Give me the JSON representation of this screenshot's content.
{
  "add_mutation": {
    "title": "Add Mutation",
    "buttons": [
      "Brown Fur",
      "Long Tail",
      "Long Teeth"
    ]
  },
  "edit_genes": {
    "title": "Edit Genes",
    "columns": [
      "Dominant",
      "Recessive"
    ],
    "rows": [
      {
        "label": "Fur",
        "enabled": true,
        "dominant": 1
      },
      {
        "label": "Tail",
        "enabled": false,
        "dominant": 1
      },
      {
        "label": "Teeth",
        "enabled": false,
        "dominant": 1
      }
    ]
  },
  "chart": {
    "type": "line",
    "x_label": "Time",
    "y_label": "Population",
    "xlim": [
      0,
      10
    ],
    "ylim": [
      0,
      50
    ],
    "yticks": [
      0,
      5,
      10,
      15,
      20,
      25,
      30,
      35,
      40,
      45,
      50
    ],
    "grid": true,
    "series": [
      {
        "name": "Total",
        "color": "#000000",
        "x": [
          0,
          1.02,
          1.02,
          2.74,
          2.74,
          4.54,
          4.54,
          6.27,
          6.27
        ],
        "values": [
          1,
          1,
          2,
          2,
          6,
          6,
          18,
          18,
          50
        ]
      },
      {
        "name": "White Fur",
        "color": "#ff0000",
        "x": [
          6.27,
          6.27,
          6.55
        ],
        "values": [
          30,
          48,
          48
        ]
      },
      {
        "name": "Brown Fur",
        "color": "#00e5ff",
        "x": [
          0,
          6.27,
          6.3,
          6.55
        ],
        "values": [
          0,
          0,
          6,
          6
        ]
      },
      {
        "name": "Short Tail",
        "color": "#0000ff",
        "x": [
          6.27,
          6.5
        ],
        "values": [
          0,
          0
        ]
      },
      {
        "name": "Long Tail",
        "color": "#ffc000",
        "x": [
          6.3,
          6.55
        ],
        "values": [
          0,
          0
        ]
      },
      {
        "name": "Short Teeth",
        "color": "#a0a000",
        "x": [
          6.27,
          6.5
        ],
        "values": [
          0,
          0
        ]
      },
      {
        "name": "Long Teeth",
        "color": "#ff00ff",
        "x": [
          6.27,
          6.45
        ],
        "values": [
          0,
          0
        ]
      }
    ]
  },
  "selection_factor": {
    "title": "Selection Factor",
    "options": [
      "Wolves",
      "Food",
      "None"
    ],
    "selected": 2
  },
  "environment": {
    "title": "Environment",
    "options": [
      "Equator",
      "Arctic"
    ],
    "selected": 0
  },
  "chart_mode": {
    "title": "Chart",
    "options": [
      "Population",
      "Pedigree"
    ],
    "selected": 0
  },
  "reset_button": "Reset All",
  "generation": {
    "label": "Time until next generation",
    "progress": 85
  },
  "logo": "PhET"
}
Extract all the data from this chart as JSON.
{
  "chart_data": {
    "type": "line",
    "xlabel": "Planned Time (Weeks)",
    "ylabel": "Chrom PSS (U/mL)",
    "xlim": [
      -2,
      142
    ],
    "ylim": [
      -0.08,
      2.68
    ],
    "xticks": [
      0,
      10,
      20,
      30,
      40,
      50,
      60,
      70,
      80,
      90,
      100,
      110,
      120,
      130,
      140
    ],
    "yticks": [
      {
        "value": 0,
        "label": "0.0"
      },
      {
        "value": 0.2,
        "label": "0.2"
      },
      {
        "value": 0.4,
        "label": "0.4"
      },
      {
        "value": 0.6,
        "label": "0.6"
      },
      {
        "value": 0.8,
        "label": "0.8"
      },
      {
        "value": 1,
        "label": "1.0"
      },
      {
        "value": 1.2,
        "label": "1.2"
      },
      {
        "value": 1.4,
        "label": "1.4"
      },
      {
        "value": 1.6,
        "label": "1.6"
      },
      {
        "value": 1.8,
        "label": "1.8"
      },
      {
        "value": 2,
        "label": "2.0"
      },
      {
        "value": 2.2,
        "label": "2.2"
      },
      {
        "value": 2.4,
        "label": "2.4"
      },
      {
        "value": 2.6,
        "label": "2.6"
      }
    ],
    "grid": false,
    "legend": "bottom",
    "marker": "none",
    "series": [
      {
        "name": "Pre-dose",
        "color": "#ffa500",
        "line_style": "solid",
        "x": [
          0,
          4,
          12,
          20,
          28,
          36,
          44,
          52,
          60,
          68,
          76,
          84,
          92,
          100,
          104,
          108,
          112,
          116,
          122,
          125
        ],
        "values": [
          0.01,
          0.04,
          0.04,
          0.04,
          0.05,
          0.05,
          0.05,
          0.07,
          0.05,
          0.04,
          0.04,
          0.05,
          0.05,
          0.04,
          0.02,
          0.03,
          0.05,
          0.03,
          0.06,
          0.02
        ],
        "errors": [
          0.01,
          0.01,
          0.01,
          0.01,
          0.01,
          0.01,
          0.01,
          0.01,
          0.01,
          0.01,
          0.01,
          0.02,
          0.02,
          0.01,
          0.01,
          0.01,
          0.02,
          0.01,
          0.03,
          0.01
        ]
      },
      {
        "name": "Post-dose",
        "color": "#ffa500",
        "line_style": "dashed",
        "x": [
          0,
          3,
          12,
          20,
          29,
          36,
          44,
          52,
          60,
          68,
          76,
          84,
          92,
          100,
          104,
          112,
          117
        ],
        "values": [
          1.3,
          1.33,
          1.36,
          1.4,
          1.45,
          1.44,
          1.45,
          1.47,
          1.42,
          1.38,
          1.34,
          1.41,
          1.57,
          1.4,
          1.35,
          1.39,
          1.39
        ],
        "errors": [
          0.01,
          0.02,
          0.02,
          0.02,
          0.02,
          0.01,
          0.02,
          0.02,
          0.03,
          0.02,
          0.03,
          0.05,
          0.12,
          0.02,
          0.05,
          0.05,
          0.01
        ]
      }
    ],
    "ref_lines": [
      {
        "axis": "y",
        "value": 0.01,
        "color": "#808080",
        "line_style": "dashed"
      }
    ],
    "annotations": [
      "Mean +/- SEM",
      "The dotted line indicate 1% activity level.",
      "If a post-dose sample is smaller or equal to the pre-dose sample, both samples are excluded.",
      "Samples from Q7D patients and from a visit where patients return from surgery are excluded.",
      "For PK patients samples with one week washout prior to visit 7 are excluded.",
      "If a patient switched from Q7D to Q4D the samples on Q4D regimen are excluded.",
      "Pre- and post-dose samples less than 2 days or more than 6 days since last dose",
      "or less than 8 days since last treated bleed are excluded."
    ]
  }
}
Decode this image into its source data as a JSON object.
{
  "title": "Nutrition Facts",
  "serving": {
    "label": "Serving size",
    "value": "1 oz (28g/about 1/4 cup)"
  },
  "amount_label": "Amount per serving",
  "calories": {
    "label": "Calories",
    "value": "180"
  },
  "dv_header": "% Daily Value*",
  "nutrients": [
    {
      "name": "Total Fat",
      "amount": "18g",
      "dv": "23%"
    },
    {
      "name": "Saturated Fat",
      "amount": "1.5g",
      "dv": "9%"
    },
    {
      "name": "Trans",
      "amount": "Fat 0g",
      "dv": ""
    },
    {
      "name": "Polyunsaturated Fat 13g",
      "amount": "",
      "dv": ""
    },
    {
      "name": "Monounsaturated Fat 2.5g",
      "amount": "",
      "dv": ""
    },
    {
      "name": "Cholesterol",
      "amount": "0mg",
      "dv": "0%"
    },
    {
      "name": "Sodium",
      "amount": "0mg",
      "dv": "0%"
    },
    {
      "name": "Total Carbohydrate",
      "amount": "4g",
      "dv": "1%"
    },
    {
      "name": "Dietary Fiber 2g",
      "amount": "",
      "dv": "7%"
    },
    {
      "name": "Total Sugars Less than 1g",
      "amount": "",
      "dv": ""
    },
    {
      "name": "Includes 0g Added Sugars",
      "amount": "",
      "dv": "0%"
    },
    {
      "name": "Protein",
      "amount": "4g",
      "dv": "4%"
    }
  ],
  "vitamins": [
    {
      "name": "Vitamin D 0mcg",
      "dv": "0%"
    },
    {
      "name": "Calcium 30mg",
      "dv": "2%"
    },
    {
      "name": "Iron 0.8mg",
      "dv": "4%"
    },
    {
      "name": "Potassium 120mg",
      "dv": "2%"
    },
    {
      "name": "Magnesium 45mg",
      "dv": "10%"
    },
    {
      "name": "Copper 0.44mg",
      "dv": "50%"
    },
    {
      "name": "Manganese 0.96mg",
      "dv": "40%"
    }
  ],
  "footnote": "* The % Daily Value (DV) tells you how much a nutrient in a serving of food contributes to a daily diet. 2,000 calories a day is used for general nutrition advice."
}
#####
ACTIVITY:
Look at the records above. Copy every line where the string "from" occurs.

TASK SOLUTION:
Extract all the data from this chart as JSON.
      "Samples from Q7D patients and from a visit where patients return from surgery are excluded.",
      "If a patient switched from Q7D to Q4D the samples on Q4D regimen are excluded.",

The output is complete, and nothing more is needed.